CHALLENGE: Gather every line that includes the word "title", please.

DATA LISTING:
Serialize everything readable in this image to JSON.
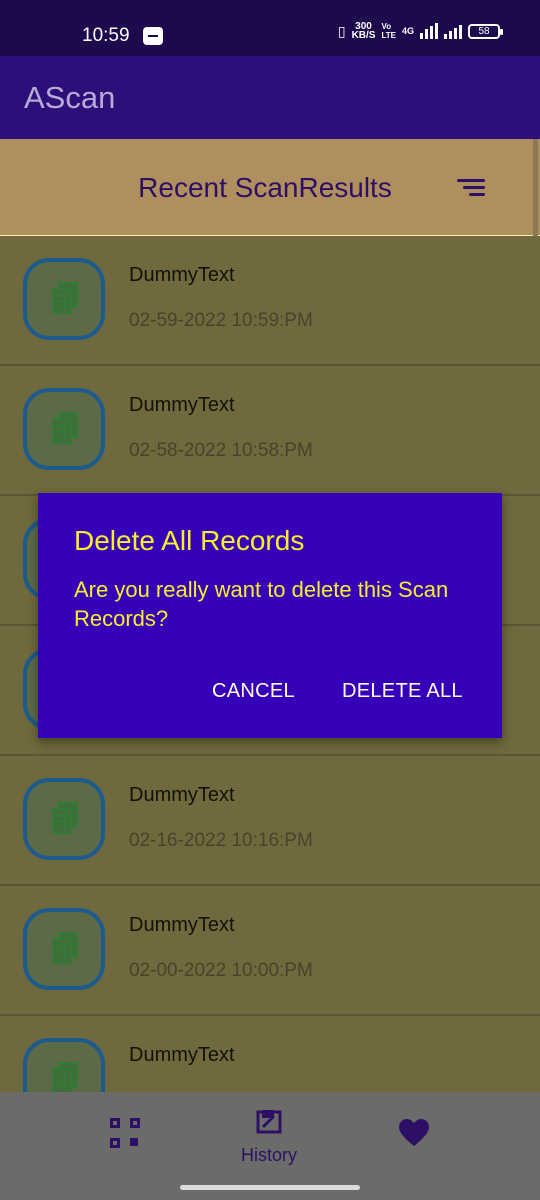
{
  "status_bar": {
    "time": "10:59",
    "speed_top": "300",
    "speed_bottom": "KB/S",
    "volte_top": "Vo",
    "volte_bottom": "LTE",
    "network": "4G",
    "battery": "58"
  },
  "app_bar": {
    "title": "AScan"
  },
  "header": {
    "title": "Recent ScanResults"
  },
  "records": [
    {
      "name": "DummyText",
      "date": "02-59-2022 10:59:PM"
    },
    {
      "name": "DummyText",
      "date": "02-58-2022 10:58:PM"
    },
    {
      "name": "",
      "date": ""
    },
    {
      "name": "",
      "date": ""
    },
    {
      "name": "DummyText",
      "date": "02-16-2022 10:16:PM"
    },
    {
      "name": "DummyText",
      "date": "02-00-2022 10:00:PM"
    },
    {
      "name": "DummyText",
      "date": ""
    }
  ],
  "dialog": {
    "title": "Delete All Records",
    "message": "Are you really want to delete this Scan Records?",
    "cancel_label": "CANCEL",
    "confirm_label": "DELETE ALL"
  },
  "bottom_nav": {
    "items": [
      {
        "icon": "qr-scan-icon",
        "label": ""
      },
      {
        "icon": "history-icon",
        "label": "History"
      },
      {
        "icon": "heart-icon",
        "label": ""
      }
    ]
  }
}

FULL OUTPUT:
    "title": "AScan"
    "title": "Recent ScanResults"
    "title": "Delete All Records",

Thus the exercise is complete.